• _YOUR INSTRUCTIONS_:
Skip the pictures and extract all of the lines exactly as written.
━━━ TASK MATERIAL
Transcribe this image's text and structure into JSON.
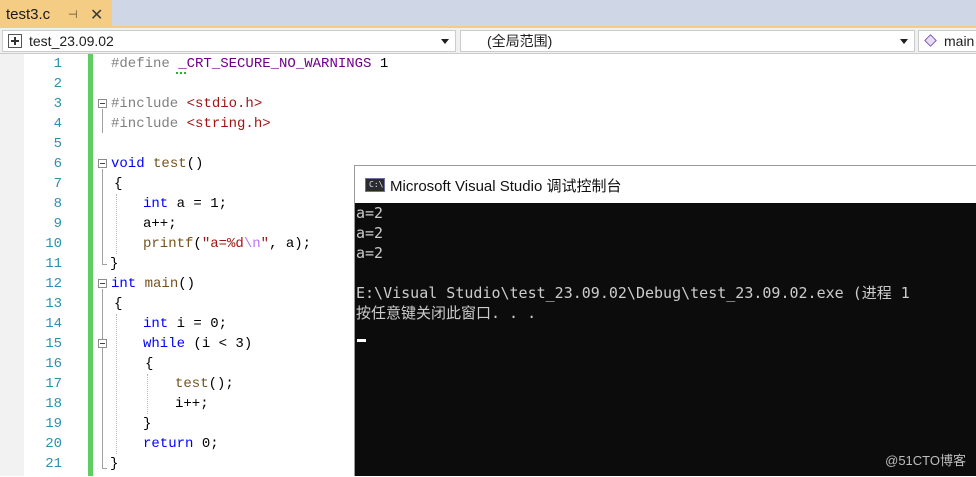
{
  "tab": {
    "title": "test3.c",
    "pin_icon": "pin-icon",
    "close_symbol": "✕"
  },
  "navbar": {
    "project": "test_23.09.02",
    "scope": "(全局范围)",
    "member": "main"
  },
  "editor": {
    "line_numbers": [
      "1",
      "2",
      "3",
      "4",
      "5",
      "6",
      "7",
      "8",
      "9",
      "10",
      "11",
      "12",
      "13",
      "14",
      "15",
      "16",
      "17",
      "18",
      "19",
      "20",
      "21"
    ],
    "code": {
      "l1_pp": "#define ",
      "l1_macro": "_CRT_SECURE_NO_WARNINGS",
      "l1_val": " 1",
      "l3_pp": "#include ",
      "l3_hdr": "<stdio.h>",
      "l4_pp": "#include ",
      "l4_hdr": "<string.h>",
      "l6_kw": "void",
      "l6_fn": " test",
      "l6_rest": "()",
      "l7": "{",
      "l8_kw": "int",
      "l8_rest": " a = 1;",
      "l9": "a++;",
      "l10_fn": "printf",
      "l10_p1": "(",
      "l10_s1": "\"a=%d",
      "l10_esc": "\\n",
      "l10_s2": "\"",
      "l10_p2": ", a);",
      "l11": "}",
      "l12_kw": "int",
      "l12_fn": " main",
      "l12_rest": "()",
      "l13": "{",
      "l14_kw": "int",
      "l14_rest": " i = 0;",
      "l15_kw": "while",
      "l15_rest": " (i < 3)",
      "l16": "{",
      "l17_fn": "test",
      "l17_rest": "();",
      "l18": "i++;",
      "l19": "}",
      "l20_kw": "return",
      "l20_rest": " 0;",
      "l21": "}"
    }
  },
  "console": {
    "title": "Microsoft Visual Studio 调试控制台",
    "icon_text": "C:\\",
    "lines": [
      "a=2",
      "a=2",
      "a=2",
      "",
      "E:\\Visual Studio\\test_23.09.02\\Debug\\test_23.09.02.exe (进程 1",
      "按任意键关闭此窗口. . ."
    ]
  },
  "watermark": "@51CTO博客",
  "colors": {
    "tab_active": "#f5cc84",
    "keyword": "#0000ff",
    "preprocessor": "#808080",
    "string": "#a31515",
    "macro": "#6f008a",
    "line_number": "#2b91af",
    "change_bar": "#5fcd5f",
    "console_bg": "#0c0c0c"
  }
}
━━━━━━
• _TASK OUTPUT_:
Transcribe this image's text and structure into JSON.
{
  "tab": {
    "title": "test3.c",
    "pin_icon": "pin-icon",
    "close_symbol": "✕"
  },
  "navbar": {
    "project": "test_23.09.02",
    "scope": "(全局范围)",
    "member": "main"
  },
  "editor": {
    "line_numbers": [
      "1",
      "2",
      "3",
      "4",
      "5",
      "6",
      "7",
      "8",
      "9",
      "10",
      "11",
      "12",
      "13",
      "14",
      "15",
      "16",
      "17",
      "18",
      "19",
      "20",
      "21"
    ],
    "code": {
      "l1_pp": "#define ",
      "l1_macro": "_CRT_SECURE_NO_WARNINGS",
      "l1_val": " 1",
      "l3_pp": "#include ",
      "l3_hdr": "<stdio.h>",
      "l4_pp": "#include ",
      "l4_hdr": "<string.h>",
      "l6_kw": "void",
      "l6_fn": " test",
      "l6_rest": "()",
      "l7": "{",
      "l8_kw": "int",
      "l8_rest": " a = 1;",
      "l9": "a++;",
      "l10_fn": "printf",
      "l10_p1": "(",
      "l10_s1": "\"a=%d",
      "l10_esc": "\\n",
      "l10_s2": "\"",
      "l10_p2": ", a);",
      "l11": "}",
      "l12_kw": "int",
      "l12_fn": " main",
      "l12_rest": "()",
      "l13": "{",
      "l14_kw": "int",
      "l14_rest": " i = 0;",
      "l15_kw": "while",
      "l15_rest": " (i < 3)",
      "l16": "{",
      "l17_fn": "test",
      "l17_rest": "();",
      "l18": "i++;",
      "l19": "}",
      "l20_kw": "return",
      "l20_rest": " 0;",
      "l21": "}"
    }
  },
  "console": {
    "title": "Microsoft Visual Studio 调试控制台",
    "icon_text": "C:\\",
    "lines": [
      "a=2",
      "a=2",
      "a=2",
      "",
      "E:\\Visual Studio\\test_23.09.02\\Debug\\test_23.09.02.exe (进程 1",
      "按任意键关闭此窗口. . ."
    ]
  },
  "watermark": "@51CTO博客",
  "colors": {
    "tab_active": "#f5cc84",
    "keyword": "#0000ff",
    "preprocessor": "#808080",
    "string": "#a31515",
    "macro": "#6f008a",
    "line_number": "#2b91af",
    "change_bar": "#5fcd5f",
    "console_bg": "#0c0c0c"
  }
}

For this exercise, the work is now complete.